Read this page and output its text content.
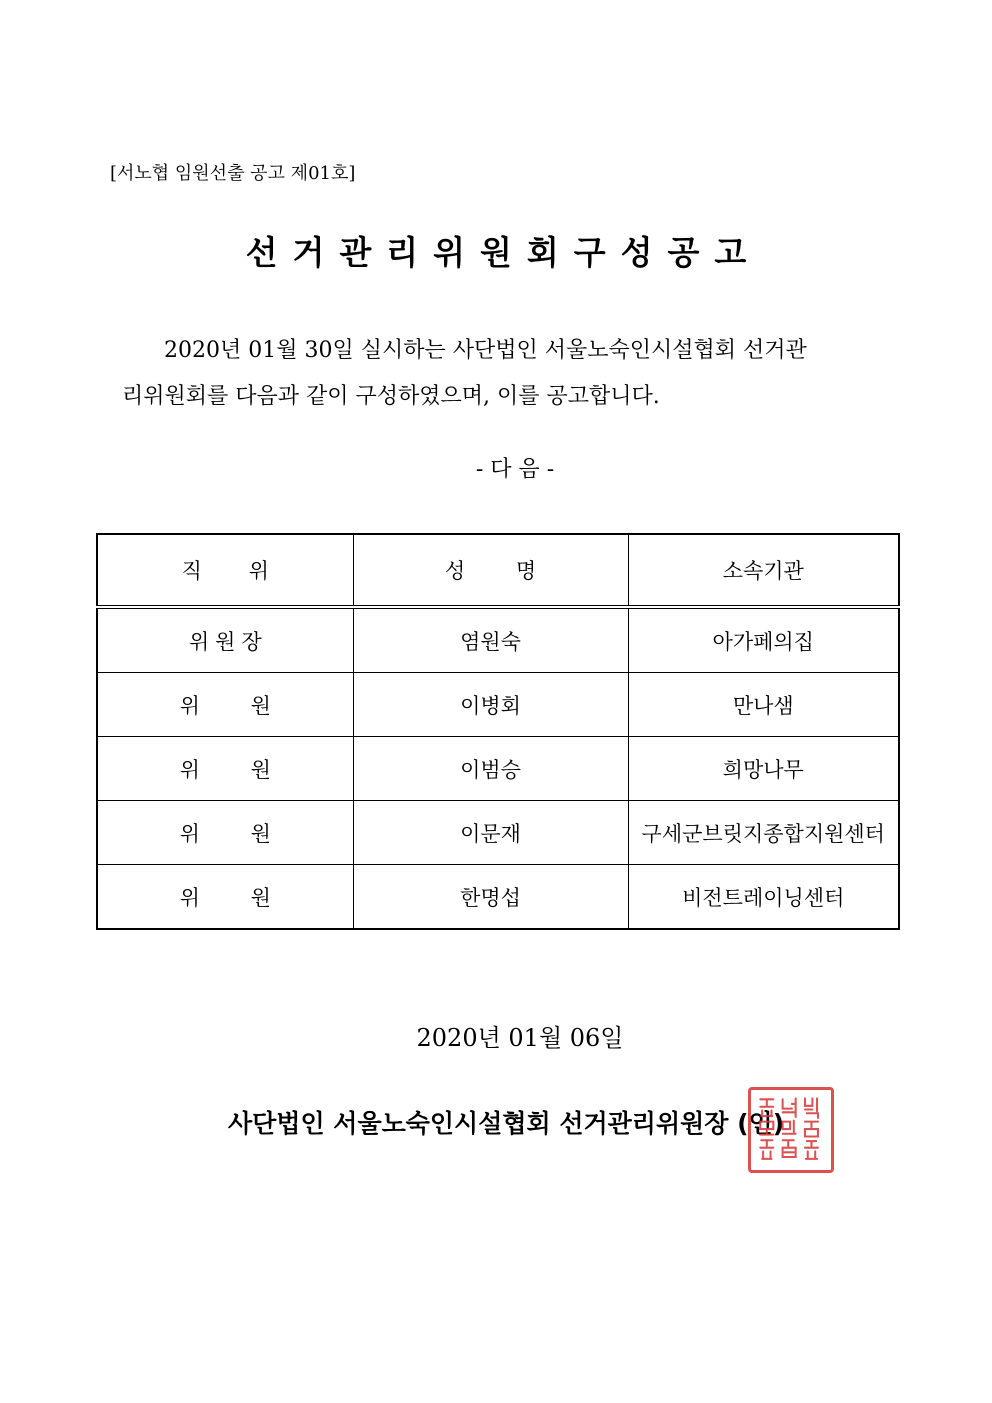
[서노협 임원선출 공고 제01호]
선거관리위원회구성공고
2020년 01월 30일 실시하는 사단법인 서울노숙인시설협회 선거관
리위원회를 다음과 같이 구성하였으며, 이를 공고합니다.
- 다 음 -
직 위	성 명	소속기관
위원장	염원숙	아가페의집
위 원	이병회	만나샘
위 원	이범승	희망나무
위 원	이문재	구세군브릿지종합지원센터
위 원	한명섭	비전트레이닝센터
2020년 01월 06일
사단법인 서울노숙인시설협회 선거관리위원장 (인)
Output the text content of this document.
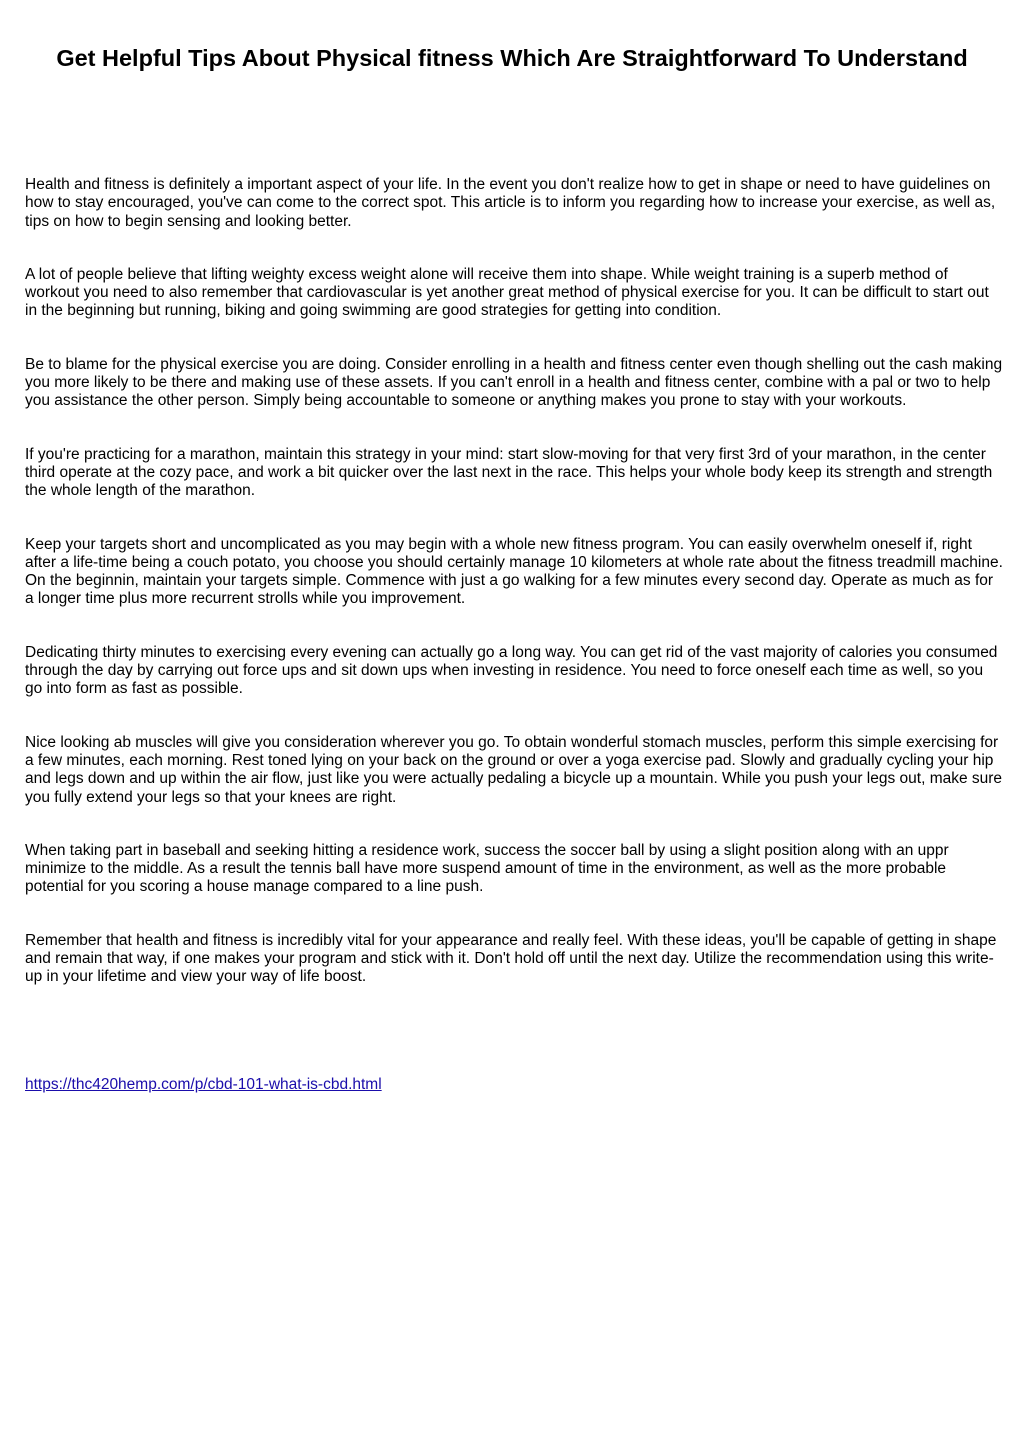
Get Helpful Tips About Physical fitness Which Are Straightforward To Understand

Health and fitness is definitely a important aspect of your life. In the event you don't realize how to get in shape or need to have guidelines on how to stay encouraged, you've can come to the correct spot. This article is to inform you regarding how to increase your exercise, as well as, tips on how to begin sensing and looking better.

A lot of people believe that lifting weighty excess weight alone will receive them into shape. While weight training is a superb method of workout you need to also remember that cardiovascular is yet another great method of physical exercise for you. It can be difficult to start out in the beginning but running, biking and going swimming are good strategies for getting into condition.

Be to blame for the physical exercise you are doing. Consider enrolling in a health and fitness center even though shelling out the cash making you more likely to be there and making use of these assets. If you can't enroll in a health and fitness center, combine with a pal or two to help you assistance the other person. Simply being accountable to someone or anything makes you prone to stay with your workouts.

If you're practicing for a marathon, maintain this strategy in your mind: start slow-moving for that very first 3rd of your marathon, in the center third operate at the cozy pace, and work a bit quicker over the last next in the race. This helps your whole body keep its strength and strength the whole length of the marathon.

Keep your targets short and uncomplicated as you may begin with a whole new fitness program. You can easily overwhelm oneself if, right after a life-time being a couch potato, you choose you should certainly manage 10 kilometers at whole rate about the fitness treadmill machine. On the beginnin, maintain your targets simple. Commence with just a go walking for a few minutes every second day. Operate as much as for a longer time plus more recurrent strolls while you improvement.

Dedicating thirty minutes to exercising every evening can actually go a long way. You can get rid of the vast majority of calories you consumed through the day by carrying out force ups and sit down ups when investing in residence. You need to force oneself each time as well, so you go into form as fast as possible.

Nice looking ab muscles will give you consideration wherever you go. To obtain wonderful stomach muscles, perform this simple exercising for a few minutes, each morning. Rest toned lying on your back on the ground or over a yoga exercise pad. Slowly and gradually cycling your hip and legs down and up within the air flow, just like you were actually pedaling a bicycle up a mountain. While you push your legs out, make sure you fully extend your legs so that your knees are right.

When taking part in baseball and seeking hitting a residence work, success the soccer ball by using a slight position along with an uppr minimize to the middle. As a result the tennis ball have more suspend amount of time in the environment, as well as the more probable potential for you scoring a house manage compared to a line push.

Remember that health and fitness is incredibly vital for your appearance and really feel. With these ideas, you'll be capable of getting in shape and remain that way, if one makes your program and stick with it. Don't hold off until the next day. Utilize the recommendation using this write-up in your lifetime and view your way of life boost.

https://thc420hemp.com/p/cbd-101-what-is-cbd.html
▬▬▬▬▬▬
STATED EXERCISE – All lines that include "서울노숙인시설협회" are to be gathered and copied.

TASK RESPONSE –
2020년 01월 30일 실시하는 사단법인 서울노숙인시설협회 선거관
사단법인 서울노숙인시설협회 선거관리위원장 (인)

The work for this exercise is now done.